Entries from a visual dataset:
■ ■ ■ ■ ■ ■ ■
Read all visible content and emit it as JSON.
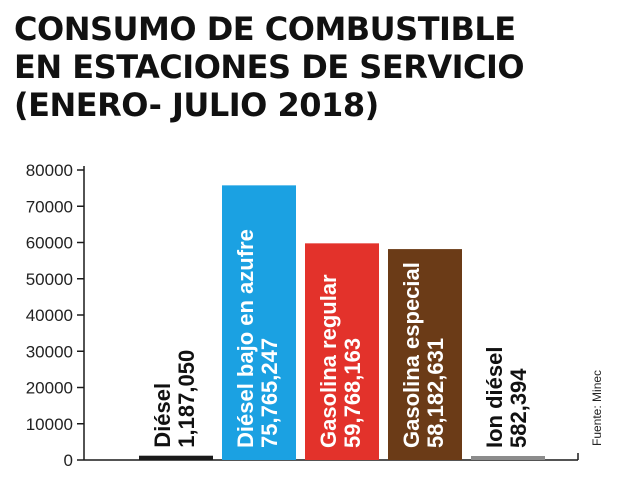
{
  "title": {
    "line1": "CONSUMO DE COMBUSTIBLE",
    "line2": "EN ESTACIONES DE SERVICIO",
    "line3": "(ENERO- JULIO 2018)"
  },
  "source": "Fuente: Minec",
  "colors": {
    "diesel": "#1a1a1a",
    "diesel_bajo_azufre": "#1ba1e2",
    "gasolina_regular": "#e3322b",
    "gasolina_especial": "#6b3b17",
    "ion_diesel": "#8c8c8c",
    "axis": "#1a1a1a"
  },
  "chart_data": {
    "type": "bar",
    "title": "CONSUMO DE COMBUSTIBLE EN ESTACIONES DE SERVICIO (ENERO- JULIO 2018)",
    "ylim": [
      0,
      80000
    ],
    "yticks": [
      "0",
      "10000",
      "20000",
      "30000",
      "40000",
      "50000",
      "60000",
      "70000",
      "80000"
    ],
    "grid": false,
    "bars": [
      {
        "name": "Diésel",
        "label": "1,187,050",
        "value": 1187,
        "color": "#1a1a1a",
        "label_position": "outside"
      },
      {
        "name": "Diésel bajo en azufre",
        "label": "75,765,247",
        "value": 75765,
        "color": "#1ba1e2",
        "label_position": "inside"
      },
      {
        "name": "Gasolina regular",
        "label": "59,768,163",
        "value": 59768,
        "color": "#e3322b",
        "label_position": "inside"
      },
      {
        "name": "Gasolina especial",
        "label": "58,182,631",
        "value": 58183,
        "color": "#6b3b17",
        "label_position": "inside"
      },
      {
        "name": "Ion diésel",
        "label": "582,394",
        "value": 582,
        "color": "#8c8c8c",
        "label_position": "outside"
      }
    ]
  }
}
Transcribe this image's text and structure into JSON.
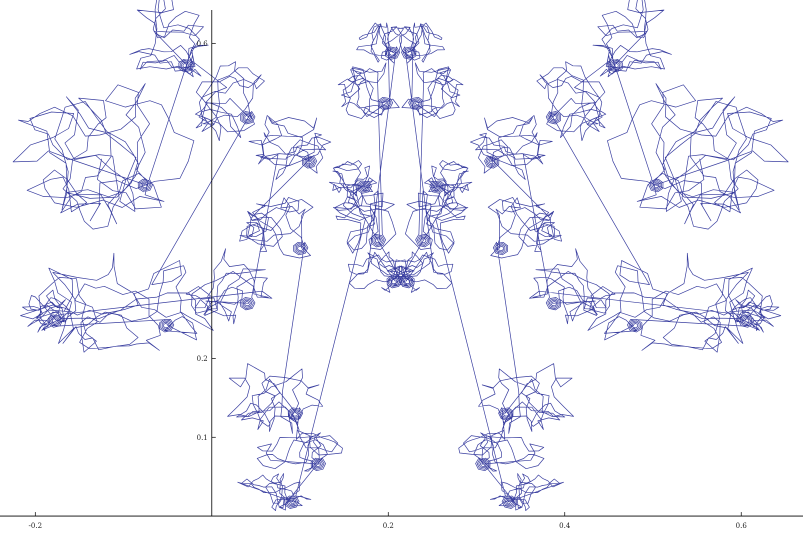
{
  "chart_data": {
    "type": "line",
    "title": "",
    "xlabel": "",
    "ylabel": "",
    "xlim": [
      -0.24,
      0.67
    ],
    "ylim": [
      -0.005,
      0.655
    ],
    "x_ticks": [
      {
        "value": -0.2,
        "label": "-0.2"
      },
      {
        "value": 0.2,
        "label": "0.2"
      },
      {
        "value": 0.4,
        "label": "0.4"
      },
      {
        "value": 0.6,
        "label": "0.6"
      }
    ],
    "y_ticks": [
      {
        "value": 0.1,
        "label": "0.1"
      },
      {
        "value": 0.2,
        "label": "0.2"
      },
      {
        "value": 0.6,
        "label": "0.6"
      }
    ],
    "grid": false,
    "legend": "none",
    "series": [
      {
        "color": "#3a3fa0",
        "symmetry_axis_x": 0.214,
        "clusters": [
          {
            "x": -0.12,
            "y": 0.46,
            "rx": 0.11,
            "ry": 0.1
          },
          {
            "x": -0.05,
            "y": 0.6,
            "rx": 0.05,
            "ry": 0.07
          },
          {
            "x": 0.02,
            "y": 0.53,
            "rx": 0.05,
            "ry": 0.06
          },
          {
            "x": -0.1,
            "y": 0.27,
            "rx": 0.12,
            "ry": 0.07
          },
          {
            "x": -0.19,
            "y": 0.26,
            "rx": 0.03,
            "ry": 0.03
          },
          {
            "x": 0.02,
            "y": 0.29,
            "rx": 0.05,
            "ry": 0.05
          },
          {
            "x": 0.09,
            "y": 0.47,
            "rx": 0.05,
            "ry": 0.05
          },
          {
            "x": 0.08,
            "y": 0.36,
            "rx": 0.05,
            "ry": 0.05
          },
          {
            "x": 0.07,
            "y": 0.15,
            "rx": 0.06,
            "ry": 0.05
          },
          {
            "x": 0.1,
            "y": 0.08,
            "rx": 0.05,
            "ry": 0.035
          },
          {
            "x": 0.07,
            "y": 0.03,
            "rx": 0.05,
            "ry": 0.03
          },
          {
            "x": 0.17,
            "y": 0.37,
            "rx": 0.045,
            "ry": 0.05
          },
          {
            "x": 0.18,
            "y": 0.54,
            "rx": 0.04,
            "ry": 0.04
          },
          {
            "x": 0.19,
            "y": 0.6,
            "rx": 0.035,
            "ry": 0.03
          },
          {
            "x": 0.19,
            "y": 0.31,
            "rx": 0.04,
            "ry": 0.03
          },
          {
            "x": 0.16,
            "y": 0.43,
            "rx": 0.03,
            "ry": 0.03
          }
        ]
      }
    ]
  }
}
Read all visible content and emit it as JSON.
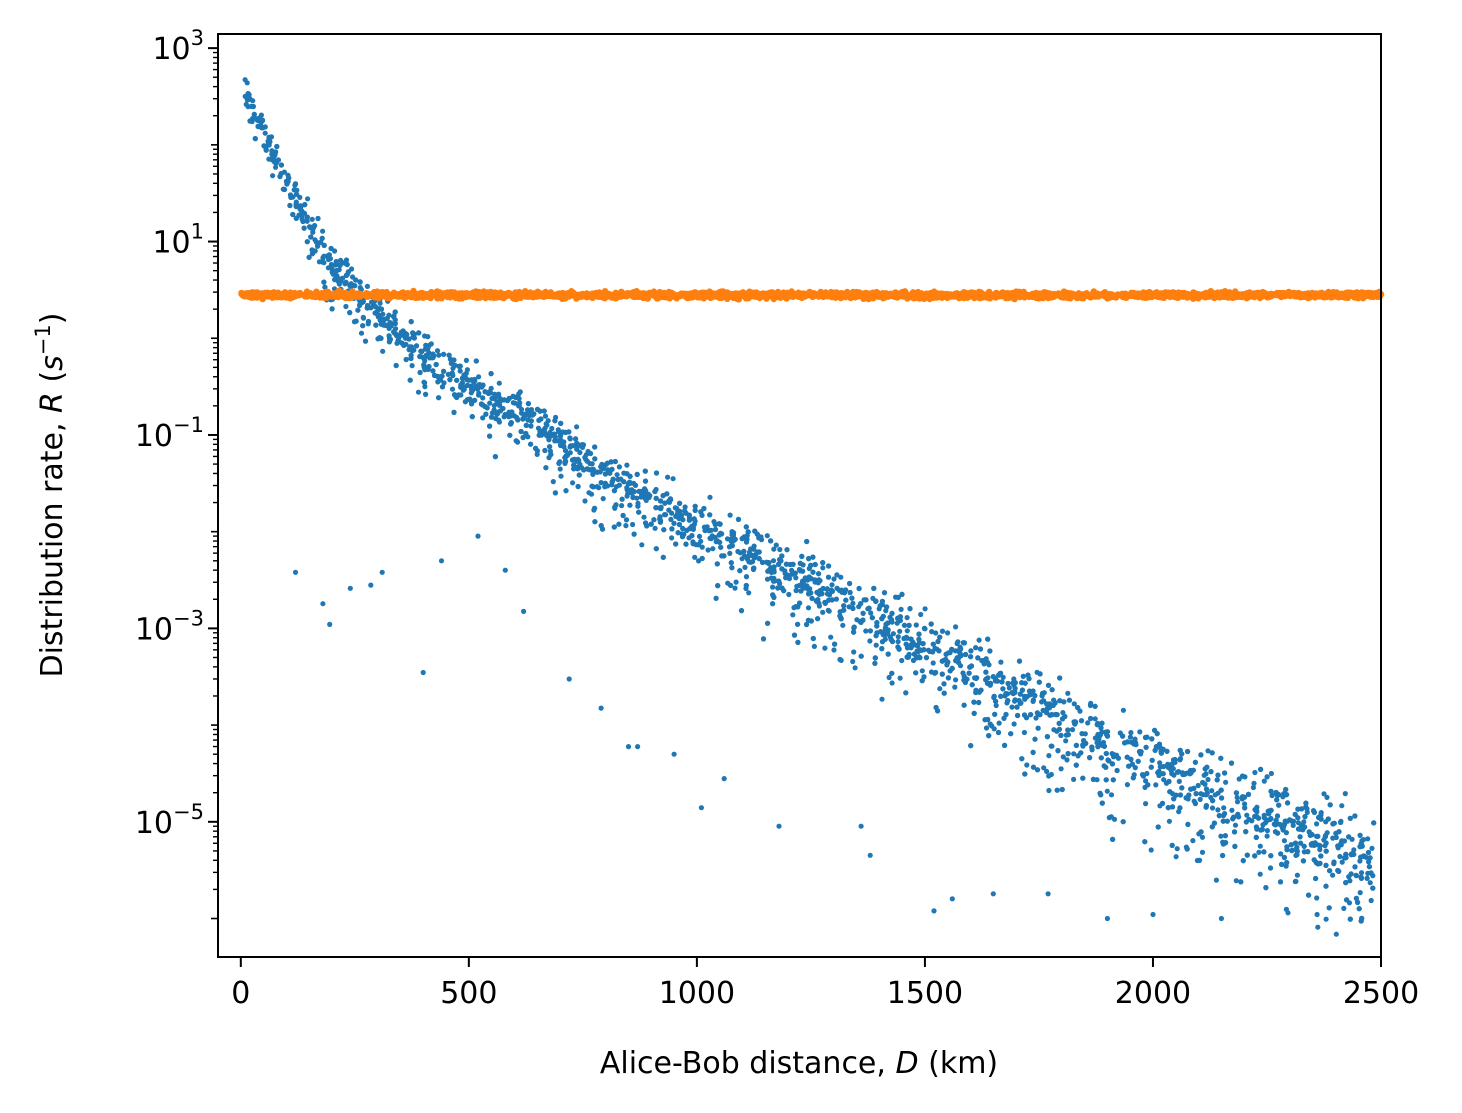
{
  "chart_data": {
    "type": "scatter",
    "xlabel": {
      "prefix": "Alice-Bob distance, ",
      "var": "D",
      "suffix": " (km)"
    },
    "ylabel": {
      "prefix": "Distribution rate, ",
      "var": "R",
      "suffix_open": " (",
      "unit_base": "s",
      "unit_exp": "−1",
      "suffix_close": ")"
    },
    "xlim": [
      -50,
      2500
    ],
    "ylim": [
      4e-07,
      1400
    ],
    "yscale": "log",
    "grid": false,
    "xticks": [
      0,
      500,
      1000,
      1500,
      2000,
      2500
    ],
    "xtick_labels": [
      "0",
      "500",
      "1000",
      "1500",
      "2000",
      "2500"
    ],
    "yticks": [
      {
        "value": 1000,
        "base": "10",
        "exp": "3"
      },
      {
        "value": 10,
        "base": "10",
        "exp": "1"
      },
      {
        "value": 0.1,
        "base": "10",
        "exp": "−1"
      },
      {
        "value": 0.001,
        "base": "10",
        "exp": "−3"
      },
      {
        "value": 1e-05,
        "base": "10",
        "exp": "−5"
      }
    ],
    "series": [
      {
        "color": "#1f77b4",
        "trend": [
          [
            0,
            500
          ],
          [
            100,
            40
          ],
          [
            200,
            6
          ],
          [
            300,
            2
          ],
          [
            400,
            0.7
          ],
          [
            500,
            0.35
          ],
          [
            600,
            0.18
          ],
          [
            800,
            0.04
          ],
          [
            1000,
            0.012
          ],
          [
            1200,
            0.004
          ],
          [
            1400,
            0.0012
          ],
          [
            1600,
            0.0004
          ],
          [
            1800,
            0.00012
          ],
          [
            2000,
            4e-05
          ],
          [
            2200,
            1.5e-05
          ],
          [
            2500,
            4e-06
          ]
        ],
        "outliers": [
          [
            120,
            0.0038
          ],
          [
            180,
            0.0018
          ],
          [
            195,
            0.0011
          ],
          [
            240,
            0.0026
          ],
          [
            285,
            0.0028
          ],
          [
            310,
            0.0038
          ],
          [
            400,
            0.00035
          ],
          [
            440,
            0.005
          ],
          [
            520,
            0.009
          ],
          [
            580,
            0.004
          ],
          [
            620,
            0.0015
          ],
          [
            720,
            0.0003
          ],
          [
            790,
            0.00015
          ],
          [
            850,
            6e-05
          ],
          [
            870,
            6e-05
          ],
          [
            950,
            5e-05
          ],
          [
            1010,
            1.4e-05
          ],
          [
            1060,
            2.8e-05
          ],
          [
            1180,
            9e-06
          ],
          [
            1360,
            9e-06
          ],
          [
            1380,
            4.5e-06
          ],
          [
            1520,
            1.2e-06
          ],
          [
            1560,
            1.6e-06
          ],
          [
            1650,
            1.8e-06
          ],
          [
            1770,
            1.8e-06
          ],
          [
            1900,
            1e-06
          ],
          [
            2000,
            1.1e-06
          ],
          [
            2150,
            1e-06
          ],
          [
            2360,
            1.1e-06
          ]
        ]
      },
      {
        "color": "#ff7f0e",
        "constant": 2.8
      }
    ]
  }
}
■ ■ ■ ■ ■ ■ ■
Instructions for the task » Tally the lines in this data that hold the word "SERVICIO" and state only the count.

Task solution » 2